### Task goal
Only lines with the string "type" matter here; gather them from the material below.

### Records supplied
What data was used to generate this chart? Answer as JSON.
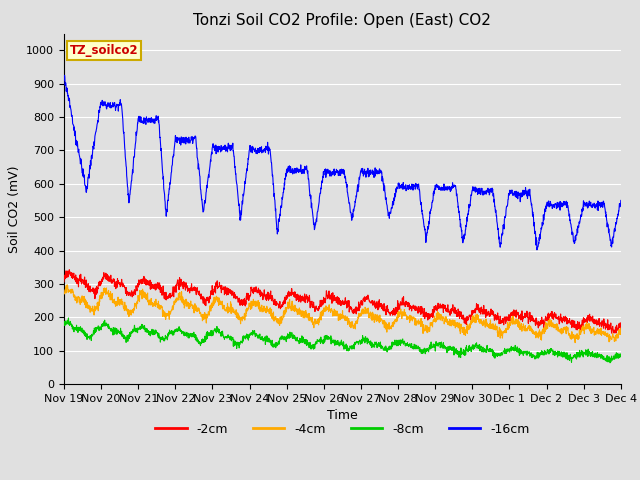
{
  "title": "Tonzi Soil CO2 Profile: Open (East) CO2",
  "ylabel": "Soil CO2 (mV)",
  "xlabel": "Time",
  "annotation": "TZ_soilco2",
  "ylim": [
    0,
    1050
  ],
  "yticks": [
    0,
    100,
    200,
    300,
    400,
    500,
    600,
    700,
    800,
    900,
    1000
  ],
  "colors": {
    "-2cm": "#ff0000",
    "-4cm": "#ffaa00",
    "-8cm": "#00cc00",
    "-16cm": "#0000ff"
  },
  "background_color": "#e0e0e0",
  "plot_bg_color": "#e0e0e0",
  "grid_color": "#ffffff",
  "tick_dates": [
    "Nov 19",
    "Nov 20",
    "Nov 21",
    "Nov 22",
    "Nov 23",
    "Nov 24",
    "Nov 25",
    "Nov 26",
    "Nov 27",
    "Nov 28",
    "Nov 29",
    "Nov 30",
    "Dec 1",
    "Dec 2",
    "Dec 3",
    "Dec 4"
  ],
  "title_fontsize": 11,
  "label_fontsize": 9,
  "tick_fontsize": 8
}
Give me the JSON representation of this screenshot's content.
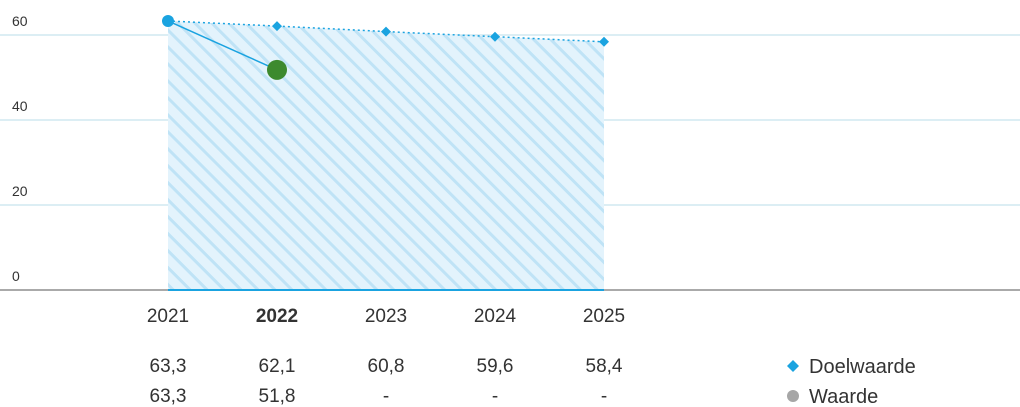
{
  "chart_data": {
    "type": "line",
    "categories": [
      "2021",
      "2022",
      "2023",
      "2024",
      "2025"
    ],
    "highlight_category": "2022",
    "ylim": [
      0,
      65
    ],
    "yticks": [
      "0",
      "20",
      "40",
      "60"
    ],
    "grid": true,
    "legend_placement": "bottom-right",
    "series": [
      {
        "name": "Doelwaarde",
        "values": [
          63.3,
          62.1,
          60.8,
          59.6,
          58.4
        ],
        "labels": [
          "63,3",
          "62,1",
          "60,8",
          "59,6",
          "58,4"
        ],
        "marker": "diamond",
        "color": "#1aa3e0"
      },
      {
        "name": "Waarde",
        "values": [
          63.3,
          51.8,
          null,
          null,
          null
        ],
        "labels": [
          "63,3",
          "51,8",
          "-",
          "-",
          "-"
        ],
        "marker": "circle",
        "color": "#3d8a2e",
        "legend_color": "#a6a6a6"
      }
    ]
  }
}
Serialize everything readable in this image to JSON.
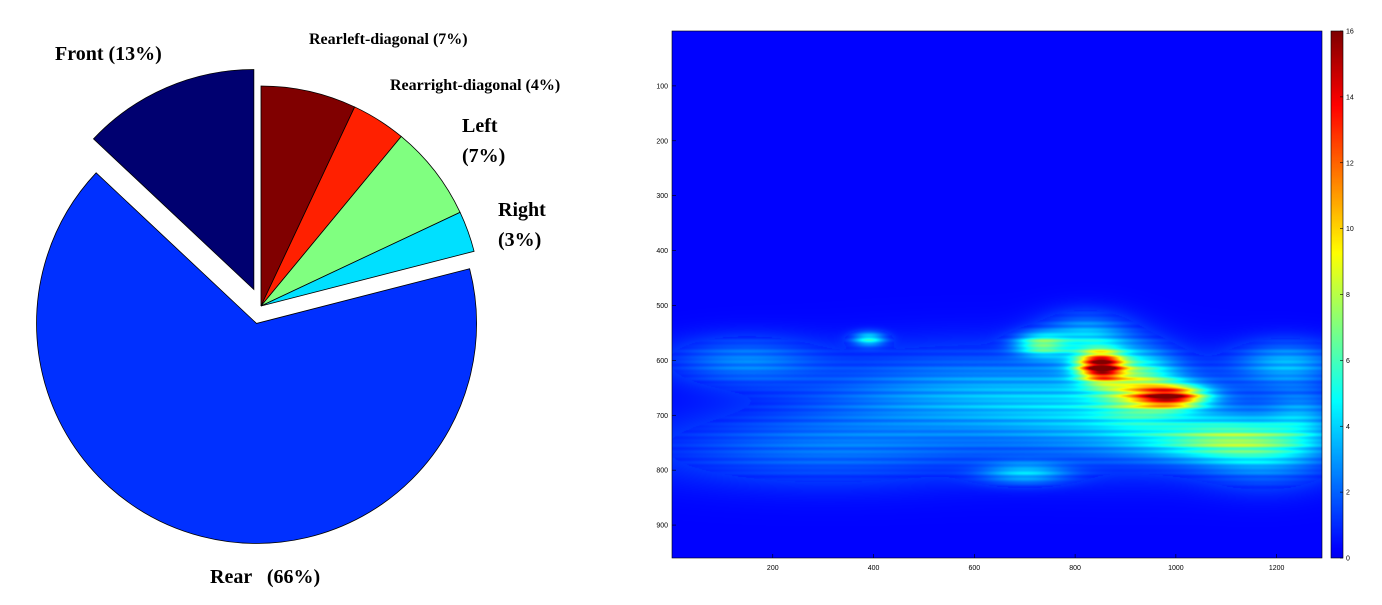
{
  "chart_data": [
    {
      "type": "pie",
      "slices": [
        {
          "label": "Rearleft-diagonal (7%)",
          "value": 7,
          "color": "#800000",
          "exploded": false
        },
        {
          "label": "Rearright-diagonal (4%)",
          "value": 4,
          "color": "#ff2000",
          "exploded": false
        },
        {
          "label": "Left (7%)",
          "value": 7,
          "color": "#80ff80",
          "exploded": false
        },
        {
          "label": "Right (3%)",
          "value": 3,
          "color": "#00e0ff",
          "exploded": false
        },
        {
          "label": "Rear (66%)",
          "value": 66,
          "color": "#0030ff",
          "exploded": true
        },
        {
          "label": "Front (13%)",
          "value": 13,
          "color": "#000070",
          "exploded": true
        }
      ],
      "label_lines": {
        "left": [
          "Left",
          "(7%)"
        ],
        "right": [
          "Right",
          "(3%)"
        ],
        "rear": "Rear   (66%)",
        "front": "Front  (13%)"
      }
    },
    {
      "type": "heatmap",
      "colormap": "jet",
      "xlim": [
        0,
        1290
      ],
      "ylim": [
        0,
        960
      ],
      "y_reversed": true,
      "xticks": [
        "200",
        "400",
        "600",
        "800",
        "1000",
        "1200"
      ],
      "yticks": [
        "100",
        "200",
        "300",
        "400",
        "500",
        "600",
        "700",
        "800",
        "900"
      ],
      "colorbar": {
        "range": [
          0,
          16
        ],
        "ticks": [
          "0",
          "2",
          "4",
          "6",
          "8",
          "10",
          "12",
          "14",
          "16"
        ]
      },
      "background_value": 0.3,
      "hotspots": [
        {
          "x": 850,
          "y": 610,
          "value": 16,
          "sx": 30,
          "sy": 18
        },
        {
          "x": 990,
          "y": 665,
          "value": 13.5,
          "sx": 45,
          "sy": 14
        },
        {
          "x": 920,
          "y": 640,
          "value": 6,
          "sx": 55,
          "sy": 40
        },
        {
          "x": 1100,
          "y": 745,
          "value": 5.5,
          "sx": 110,
          "sy": 25
        },
        {
          "x": 730,
          "y": 570,
          "value": 6,
          "sx": 35,
          "sy": 14
        },
        {
          "x": 1220,
          "y": 605,
          "value": 3.5,
          "sx": 70,
          "sy": 28
        },
        {
          "x": 390,
          "y": 560,
          "value": 5,
          "sx": 22,
          "sy": 9
        },
        {
          "x": 570,
          "y": 660,
          "value": 3,
          "sx": 220,
          "sy": 55
        },
        {
          "x": 900,
          "y": 700,
          "value": 3.5,
          "sx": 180,
          "sy": 60
        },
        {
          "x": 1180,
          "y": 770,
          "value": 3,
          "sx": 90,
          "sy": 40
        },
        {
          "x": 700,
          "y": 805,
          "value": 3.5,
          "sx": 60,
          "sy": 14
        },
        {
          "x": 140,
          "y": 600,
          "value": 2.5,
          "sx": 100,
          "sy": 30
        },
        {
          "x": 300,
          "y": 760,
          "value": 2.2,
          "sx": 230,
          "sy": 45
        },
        {
          "x": 820,
          "y": 560,
          "value": 4,
          "sx": 60,
          "sy": 30
        },
        {
          "x": 1250,
          "y": 700,
          "value": 2.5,
          "sx": 50,
          "sy": 35
        }
      ]
    }
  ]
}
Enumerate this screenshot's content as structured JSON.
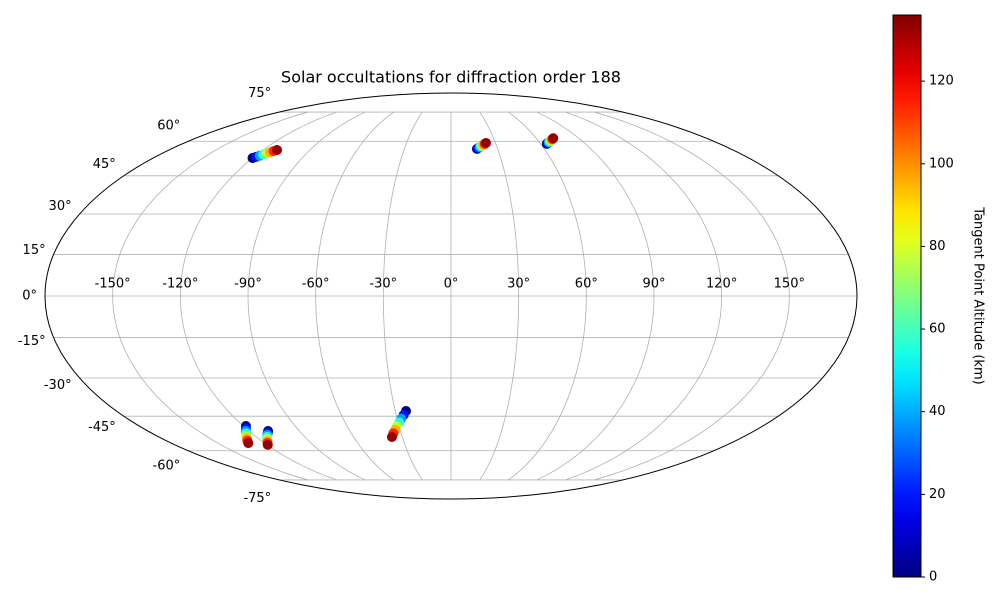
{
  "chart_data": {
    "type": "scatter",
    "projection": "mollweide",
    "title": "Solar occultations for diffraction order 188",
    "x": [
      -120,
      -118.7,
      -117.4,
      -116.1,
      -114.9,
      -113.6,
      -112.3,
      -111,
      16.7,
      17.7,
      18.7,
      19.7,
      20.6,
      21.6,
      22.6,
      23.6,
      64.2,
      65.3,
      66.4,
      67.5,
      68.7,
      69.8,
      70.9,
      72,
      -118.4,
      -120.1,
      -121.8,
      -123.5,
      -125.3,
      -127,
      -128.7,
      -130.4,
      -108.6,
      -110.2,
      -111.7,
      -113.3,
      -114.8,
      -116.4,
      -117.9,
      -119.5,
      -24.2,
      -25.9,
      -27.7,
      -29.4,
      -31.2,
      -32.9,
      -34.7,
      -36.4
    ],
    "y": [
      52.5,
      53,
      53.5,
      54,
      54.5,
      55,
      55.5,
      56,
      56.5,
      56.9,
      57.3,
      57.7,
      58.0,
      58.4,
      58.8,
      59.2,
      58.8,
      59.2,
      59.5,
      59.9,
      60.3,
      60.7,
      61.0,
      61.4,
      -49.1,
      -50.2,
      -51.2,
      -52.3,
      -53.3,
      -54.4,
      -55.4,
      -56.5,
      -51.2,
      -52.1,
      -52.9,
      -53.8,
      -54.7,
      -55.6,
      -56.4,
      -57.3,
      -42.9,
      -44.5,
      -46.0,
      -47.6,
      -49.1,
      -50.7,
      -52.2,
      -53.8
    ],
    "c": [
      0,
      19,
      38,
      57,
      76,
      95,
      114,
      133,
      0,
      19,
      38,
      57,
      76,
      95,
      114,
      133,
      0,
      19,
      38,
      57,
      76,
      95,
      114,
      133,
      0,
      19,
      38,
      57,
      76,
      95,
      114,
      133,
      0,
      19,
      38,
      57,
      76,
      95,
      114,
      133,
      0,
      19,
      38,
      57,
      76,
      95,
      114,
      133
    ],
    "colormap": "jet",
    "clim": [
      0,
      136
    ],
    "colorbar": {
      "label": "Tangent Point Altitude (km)",
      "ticks": [
        0,
        20,
        40,
        60,
        80,
        100,
        120
      ]
    },
    "xlim": [
      -180,
      180
    ],
    "ylim": [
      -90,
      90
    ],
    "xticks": [
      {
        "value": -150,
        "label": "-150°"
      },
      {
        "value": -120,
        "label": "-120°"
      },
      {
        "value": -90,
        "label": "-90°"
      },
      {
        "value": -60,
        "label": "-60°"
      },
      {
        "value": -30,
        "label": "-30°"
      },
      {
        "value": 0,
        "label": "0°"
      },
      {
        "value": 30,
        "label": "30°"
      },
      {
        "value": 60,
        "label": "60°"
      },
      {
        "value": 90,
        "label": "90°"
      },
      {
        "value": 120,
        "label": "120°"
      },
      {
        "value": 150,
        "label": "150°"
      }
    ],
    "yticks": [
      {
        "value": -75,
        "label": "-75°"
      },
      {
        "value": -60,
        "label": "-60°"
      },
      {
        "value": -45,
        "label": "-45°"
      },
      {
        "value": -30,
        "label": "-30°"
      },
      {
        "value": -15,
        "label": "-15°"
      },
      {
        "value": 0,
        "label": "0°"
      },
      {
        "value": 15,
        "label": "15°"
      },
      {
        "value": 30,
        "label": "30°"
      },
      {
        "value": 45,
        "label": "45°"
      },
      {
        "value": 60,
        "label": "60°"
      },
      {
        "value": 75,
        "label": "75°"
      }
    ],
    "grid": true
  }
}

### Written solution
    "type": "line",
      "type": "pie",
      "type": "heatmap",
    "type": "scatter",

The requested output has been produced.